------ Data supplied

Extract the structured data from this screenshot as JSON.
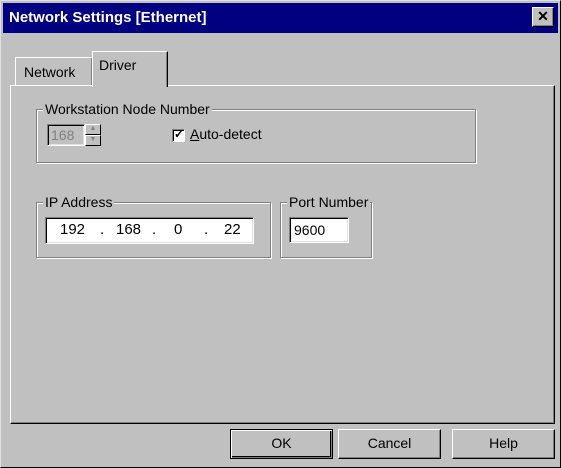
{
  "window": {
    "title": "Network Settings [Ethernet]",
    "close_glyph": "✕"
  },
  "tabs": [
    {
      "label": "Network"
    },
    {
      "label": "Driver"
    }
  ],
  "node_group": {
    "label": "Workstation Node Number",
    "node_value": "168",
    "autodetect_label_access": "A",
    "autodetect_label_rest": "uto-detect",
    "autodetect_checked": true,
    "check_glyph": "✓"
  },
  "ip_group": {
    "label": "IP Address",
    "octet1": "192",
    "octet2": "168",
    "octet3": "0",
    "octet4": "22",
    "dot": "."
  },
  "port_group": {
    "label": "Port Number",
    "value": "9600"
  },
  "buttons": {
    "ok": "OK",
    "cancel": "Cancel",
    "help": "Help"
  },
  "colors": {
    "titlebar": "#000080",
    "face": "#c0c0c0"
  }
}
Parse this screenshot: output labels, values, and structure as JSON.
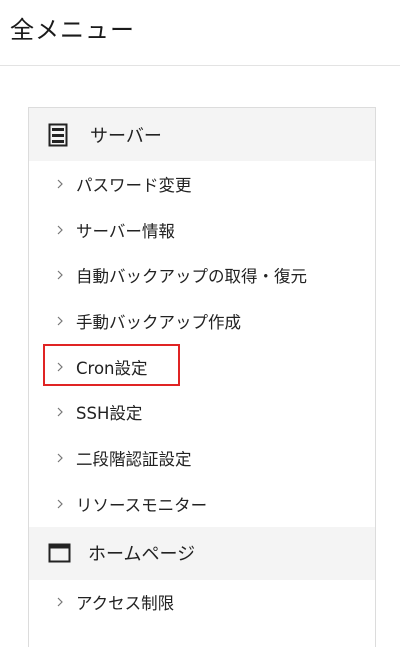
{
  "header": {
    "title": "全メニュー"
  },
  "menu": {
    "server": {
      "label": "サーバー",
      "icon": "server-icon",
      "items": [
        {
          "label": "パスワード変更"
        },
        {
          "label": "サーバー情報"
        },
        {
          "label": "自動バックアップの取得・復元"
        },
        {
          "label": "手動バックアップ作成"
        },
        {
          "label": "Cron設定"
        },
        {
          "label": "SSH設定"
        },
        {
          "label": "二段階認証設定"
        },
        {
          "label": "リソースモニター"
        }
      ]
    },
    "homepage": {
      "label": "ホームページ",
      "icon": "browser-window-icon",
      "items": [
        {
          "label": "アクセス制限"
        }
      ]
    }
  },
  "colors": {
    "highlight": "#e02424",
    "section_bg": "#f4f4f4",
    "border": "#dcdcdc"
  }
}
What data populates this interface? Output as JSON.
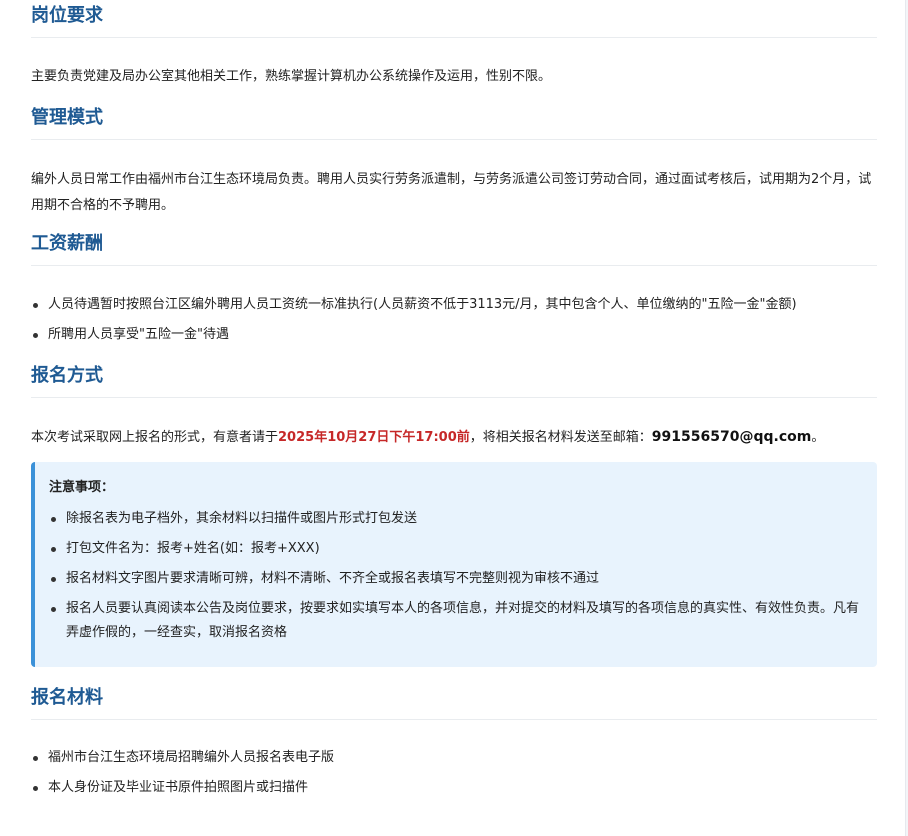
{
  "sections": {
    "requirements": {
      "title": "岗位要求",
      "text": "主要负责党建及局办公室其他相关工作，熟练掌握计算机办公系统操作及运用，性别不限。"
    },
    "management": {
      "title": "管理模式",
      "text": "编外人员日常工作由福州市台江生态环境局负责。聘用人员实行劳务派遣制，与劳务派遣公司签订劳动合同，通过面试考核后，试用期为2个月，试用期不合格的不予聘用。"
    },
    "salary": {
      "title": "工资薪酬",
      "items": [
        "人员待遇暂时按照台江区编外聘用人员工资统一标准执行(人员薪资不低于3113元/月，其中包含个人、单位缴纳的\"五险一金\"金额)",
        "所聘用人员享受\"五险一金\"待遇"
      ]
    },
    "registration": {
      "title": "报名方式",
      "text_before": "本次考试采取网上报名的形式，有意者请于",
      "deadline": "2025年10月27日下午17:00前",
      "text_middle": "，将相关报名材料发送至邮箱：",
      "email": "991556570@qq.com",
      "text_after": "。"
    },
    "notice": {
      "title": "注意事项：",
      "items": [
        "除报名表为电子档外，其余材料以扫描件或图片形式打包发送",
        "打包文件名为：报考+姓名(如：报考+XXX)",
        "报名材料文字图片要求清晰可辨，材料不清晰、不齐全或报名表填写不完整则视为审核不通过",
        "报名人员要认真阅读本公告及岗位要求，按要求如实填写本人的各项信息，并对提交的材料及填写的各项信息的真实性、有效性负责。凡有弄虚作假的，一经查实，取消报名资格"
      ]
    },
    "materials": {
      "title": "报名材料",
      "items": [
        "福州市台江生态环境局招聘编外人员报名表电子版",
        "本人身份证及毕业证书原件拍照图片或扫描件"
      ]
    }
  },
  "colors": {
    "heading": "#1f5a93",
    "deadline": "#c62828",
    "notice_bg": "#e8f3fd",
    "notice_border": "#3b91d8"
  }
}
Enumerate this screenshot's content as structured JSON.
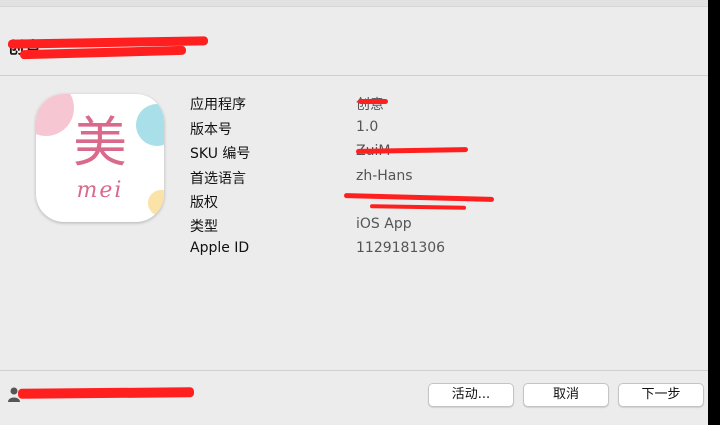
{
  "header": {
    "title": "创意"
  },
  "app_icon": {
    "char": "美",
    "word": "mei",
    "colors": {
      "accent": "#d96a8c",
      "pink": "#f6c7d3",
      "blue": "#a9dfe9",
      "yellow": "#fbe2a6"
    }
  },
  "info": {
    "rows": [
      {
        "label": "应用程序",
        "value": "创意"
      },
      {
        "label": "版本号",
        "value": "1.0"
      },
      {
        "label": "SKU 编号",
        "value": "ZuiM"
      },
      {
        "label": "首选语言",
        "value": "zh-Hans"
      },
      {
        "label": "版权",
        "value": ""
      },
      {
        "label": "类型",
        "value": "iOS App"
      },
      {
        "label": "Apple ID",
        "value": "1129181306"
      }
    ]
  },
  "footer": {
    "account": "",
    "buttons": {
      "activity": "活动...",
      "cancel": "取消",
      "next": "下一步"
    }
  },
  "colors": {
    "redaction": "#ff1f1f",
    "window_bg": "#ececec"
  }
}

------------

Your instructions
Of the lines in the records, how many contain the word "structured"? Answer with the number and nothing else.

Written reply
2